INPUT DATA:
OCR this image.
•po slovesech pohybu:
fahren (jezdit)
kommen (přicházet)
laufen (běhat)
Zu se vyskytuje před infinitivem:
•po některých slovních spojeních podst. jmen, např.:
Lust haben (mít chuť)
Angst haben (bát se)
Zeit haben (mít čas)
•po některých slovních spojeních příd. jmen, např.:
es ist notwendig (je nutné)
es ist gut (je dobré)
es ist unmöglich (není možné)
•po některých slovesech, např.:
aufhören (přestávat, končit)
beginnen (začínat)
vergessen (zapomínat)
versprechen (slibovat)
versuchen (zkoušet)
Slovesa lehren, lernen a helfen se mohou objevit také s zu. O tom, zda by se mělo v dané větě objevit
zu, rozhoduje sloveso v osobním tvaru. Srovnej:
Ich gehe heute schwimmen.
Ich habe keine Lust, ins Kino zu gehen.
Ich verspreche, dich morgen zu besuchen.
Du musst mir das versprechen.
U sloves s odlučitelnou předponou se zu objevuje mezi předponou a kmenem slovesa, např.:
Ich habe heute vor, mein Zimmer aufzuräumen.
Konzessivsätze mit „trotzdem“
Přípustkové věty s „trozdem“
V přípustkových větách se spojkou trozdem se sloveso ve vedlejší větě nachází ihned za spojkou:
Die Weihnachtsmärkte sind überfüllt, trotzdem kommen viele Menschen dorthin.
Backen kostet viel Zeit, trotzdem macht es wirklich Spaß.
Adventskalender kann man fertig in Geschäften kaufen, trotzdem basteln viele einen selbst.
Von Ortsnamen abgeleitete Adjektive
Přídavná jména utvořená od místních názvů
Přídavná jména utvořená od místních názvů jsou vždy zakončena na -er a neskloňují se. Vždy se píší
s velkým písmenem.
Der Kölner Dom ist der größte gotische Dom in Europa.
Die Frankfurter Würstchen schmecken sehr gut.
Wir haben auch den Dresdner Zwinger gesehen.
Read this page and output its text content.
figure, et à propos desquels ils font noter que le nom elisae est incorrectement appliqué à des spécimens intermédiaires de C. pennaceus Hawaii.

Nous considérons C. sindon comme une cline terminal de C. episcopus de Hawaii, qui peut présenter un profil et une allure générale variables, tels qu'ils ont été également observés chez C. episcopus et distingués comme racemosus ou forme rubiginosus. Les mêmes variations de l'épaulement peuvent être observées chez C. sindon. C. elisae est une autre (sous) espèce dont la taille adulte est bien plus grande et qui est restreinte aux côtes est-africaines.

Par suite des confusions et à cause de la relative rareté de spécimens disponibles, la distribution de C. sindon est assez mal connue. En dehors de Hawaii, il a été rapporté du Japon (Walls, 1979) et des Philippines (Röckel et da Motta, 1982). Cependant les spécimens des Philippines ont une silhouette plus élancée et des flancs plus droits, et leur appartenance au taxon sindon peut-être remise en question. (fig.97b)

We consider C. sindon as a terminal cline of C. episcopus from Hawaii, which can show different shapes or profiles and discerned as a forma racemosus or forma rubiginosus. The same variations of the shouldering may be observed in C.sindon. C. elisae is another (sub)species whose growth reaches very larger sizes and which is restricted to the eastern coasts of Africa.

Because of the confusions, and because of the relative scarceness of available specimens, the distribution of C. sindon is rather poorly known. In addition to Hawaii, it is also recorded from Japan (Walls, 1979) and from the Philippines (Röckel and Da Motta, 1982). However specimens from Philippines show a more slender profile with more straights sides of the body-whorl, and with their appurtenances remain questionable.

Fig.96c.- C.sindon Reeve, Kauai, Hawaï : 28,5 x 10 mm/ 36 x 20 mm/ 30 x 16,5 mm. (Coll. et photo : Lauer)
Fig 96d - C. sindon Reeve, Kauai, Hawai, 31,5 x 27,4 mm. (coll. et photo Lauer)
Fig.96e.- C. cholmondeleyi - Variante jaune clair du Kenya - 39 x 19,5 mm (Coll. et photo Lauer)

AIM: Search the data above for the string "spojeních" and return every line that has it.

ANSWER TO THIS EXERCISE:
•po některých slovních spojeních podst. jmen, např.:
•po některých slovních spojeních příd. jmen, např.:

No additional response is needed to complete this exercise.